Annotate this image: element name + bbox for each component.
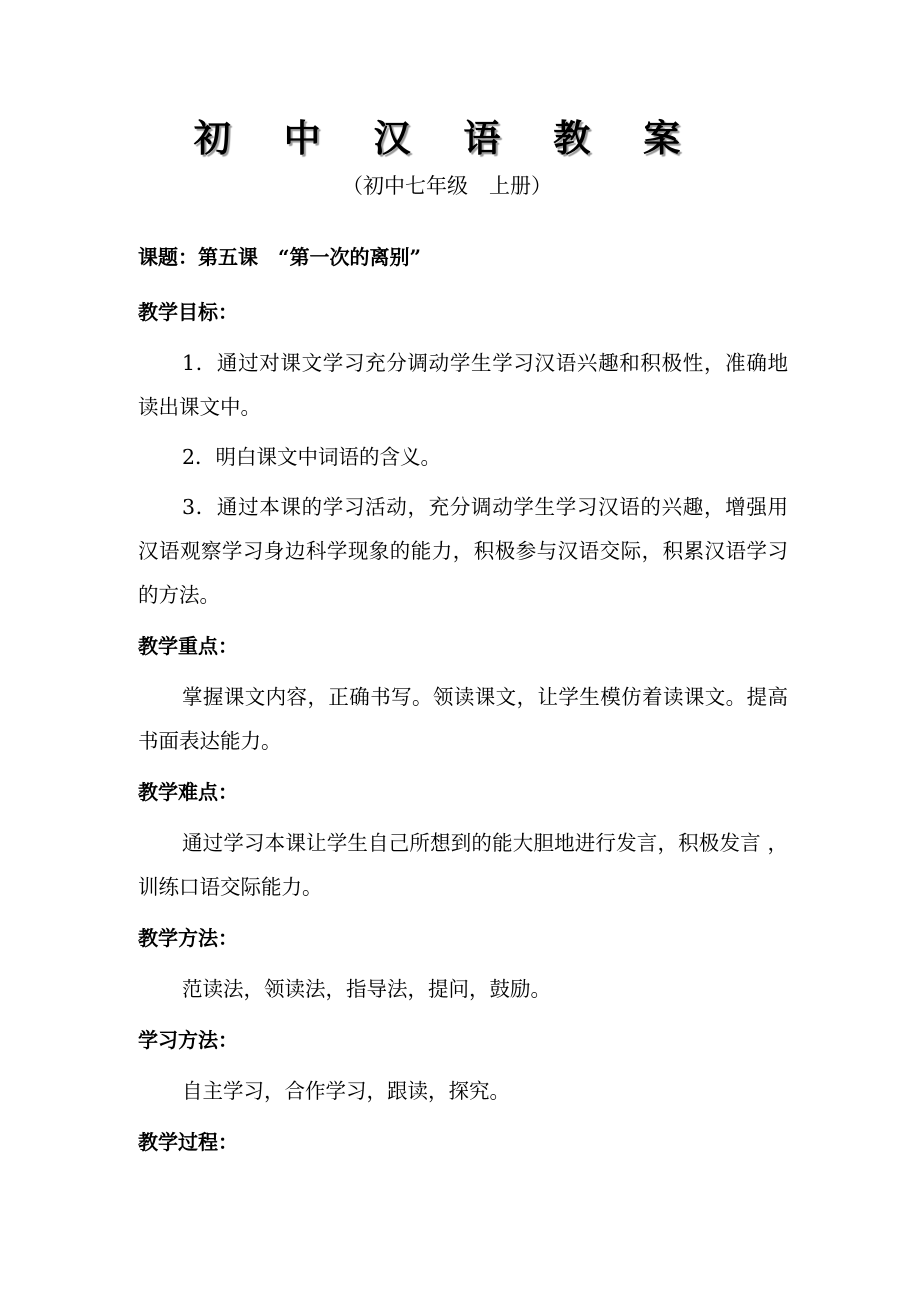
section-teaching-process [138,1123,788,1161]
paragraph: 2．明白课文中词语的含义。 [182,445,442,469]
document-body [138,238,788,1171]
section-heading: 教学重点： [138,634,238,658]
section-heading: 教学目标： [138,300,238,324]
section-heading: 教学难点： [138,780,238,804]
lesson-topic [138,238,788,276]
lesson-topic-value: 第五课 “第一次的离别” [198,245,422,269]
paragraph: 自主学习，合作学习，跟读，探究。 [182,1079,510,1103]
paragraph: 掌握课文内容，正确书写。领读课文，让学生模仿着读课文。提高书面表达能力。 [138,685,788,753]
section-learning-methods [138,1021,788,1113]
section-teaching-key-points [138,627,788,763]
section-heading: 教学过程： [138,1130,238,1154]
section-teaching-goals [138,293,788,617]
paragraph: 通过学习本课让学生自己所想到的能大胆地进行发言，积极发言 ，训练口语交际能力。 [138,831,788,899]
paragraph: 范读法，领读法，指导法，提问，鼓励。 [182,977,551,1001]
section-teaching-methods [138,919,788,1011]
document-title: 初 中 汉 语 教 案 [193,116,701,160]
paragraph: 3．通过本课的学习活动，充分调动学生学习汉语的兴趣，增强用汉语观察学习身边科学现象的能力，积极参与汉语交际，积累汉语学习的方法。 [138,495,788,607]
lesson-topic-label: 课题： [138,245,198,269]
paragraph: 1．通过对课文学习充分调动学生学习汉语兴趣和积极性，准确地读出课文中。 [138,351,788,419]
section-teaching-difficulties [138,773,788,909]
document-subtitle: （初中七年级 上册） [342,174,552,198]
section-heading: 学习方法： [138,1028,238,1052]
section-heading: 教学方法： [138,926,238,950]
--*--
Please duplicate the data above exactly, line for line, leaving the pictures out of your answer.

__Reply__.
Annotate this image: element name + bbox for each component.
section-teaching-process [138,1123,788,1161]
paragraph: 2．明白课文中词语的含义。 [182,445,442,469]
document-body [138,238,788,1171]
section-heading: 教学重点： [138,634,238,658]
section-heading: 教学目标： [138,300,238,324]
section-heading: 教学难点： [138,780,238,804]
lesson-topic [138,238,788,276]
lesson-topic-value: 第五课 “第一次的离别” [198,245,422,269]
paragraph: 自主学习，合作学习，跟读，探究。 [182,1079,510,1103]
paragraph: 掌握课文内容，正确书写。领读课文，让学生模仿着读课文。提高书面表达能力。 [138,685,788,753]
section-learning-methods [138,1021,788,1113]
section-teaching-key-points [138,627,788,763]
section-heading: 教学过程： [138,1130,238,1154]
section-teaching-goals [138,293,788,617]
paragraph: 通过学习本课让学生自己所想到的能大胆地进行发言，积极发言 ，训练口语交际能力。 [138,831,788,899]
paragraph: 范读法，领读法，指导法，提问，鼓励。 [182,977,551,1001]
section-teaching-methods [138,919,788,1011]
document-title: 初 中 汉 语 教 案 [193,116,701,160]
paragraph: 3．通过本课的学习活动，充分调动学生学习汉语的兴趣，增强用汉语观察学习身边科学现象的能力，积极参与汉语交际，积累汉语学习的方法。 [138,495,788,607]
lesson-topic-label: 课题： [138,245,198,269]
paragraph: 1．通过对课文学习充分调动学生学习汉语兴趣和积极性，准确地读出课文中。 [138,351,788,419]
section-teaching-difficulties [138,773,788,909]
document-subtitle: （初中七年级 上册） [342,174,552,198]
section-heading: 学习方法： [138,1028,238,1052]
section-heading: 教学方法： [138,926,238,950]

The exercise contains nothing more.